> REQUIREMENT
Provide the count of lines that hold "arrow" and no other output.

> RECORD EXTRACTS
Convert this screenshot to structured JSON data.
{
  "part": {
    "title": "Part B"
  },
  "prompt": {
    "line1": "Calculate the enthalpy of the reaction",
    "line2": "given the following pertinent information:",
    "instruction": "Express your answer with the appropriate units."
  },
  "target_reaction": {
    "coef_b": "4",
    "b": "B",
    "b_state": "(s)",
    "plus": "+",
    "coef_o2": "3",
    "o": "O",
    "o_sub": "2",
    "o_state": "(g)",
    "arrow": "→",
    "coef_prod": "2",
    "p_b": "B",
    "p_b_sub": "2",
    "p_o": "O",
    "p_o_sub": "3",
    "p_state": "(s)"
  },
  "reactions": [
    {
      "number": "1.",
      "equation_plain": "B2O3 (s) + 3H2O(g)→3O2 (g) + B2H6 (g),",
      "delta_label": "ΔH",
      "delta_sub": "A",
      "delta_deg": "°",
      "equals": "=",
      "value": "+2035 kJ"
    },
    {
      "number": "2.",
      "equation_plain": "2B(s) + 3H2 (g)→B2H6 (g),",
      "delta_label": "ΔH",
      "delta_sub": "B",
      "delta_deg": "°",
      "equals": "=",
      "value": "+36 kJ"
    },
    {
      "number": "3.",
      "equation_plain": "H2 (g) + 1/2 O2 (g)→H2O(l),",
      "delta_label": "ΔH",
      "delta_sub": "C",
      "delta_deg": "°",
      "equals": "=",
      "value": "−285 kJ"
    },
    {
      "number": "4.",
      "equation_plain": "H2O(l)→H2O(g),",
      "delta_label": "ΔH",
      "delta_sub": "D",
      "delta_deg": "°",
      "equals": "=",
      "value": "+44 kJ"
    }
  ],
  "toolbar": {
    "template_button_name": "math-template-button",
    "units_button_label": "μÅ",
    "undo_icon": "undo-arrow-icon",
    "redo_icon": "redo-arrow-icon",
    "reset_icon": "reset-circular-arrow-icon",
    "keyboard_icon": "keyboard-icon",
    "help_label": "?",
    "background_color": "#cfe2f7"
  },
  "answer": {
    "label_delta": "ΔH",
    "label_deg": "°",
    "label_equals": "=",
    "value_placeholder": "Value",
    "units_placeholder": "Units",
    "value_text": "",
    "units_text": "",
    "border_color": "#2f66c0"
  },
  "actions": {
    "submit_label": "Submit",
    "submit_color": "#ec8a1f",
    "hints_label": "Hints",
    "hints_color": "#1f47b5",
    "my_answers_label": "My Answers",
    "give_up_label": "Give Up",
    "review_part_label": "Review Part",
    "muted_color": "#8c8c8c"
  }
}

> ANSWER FOR THIS EXERCISE
4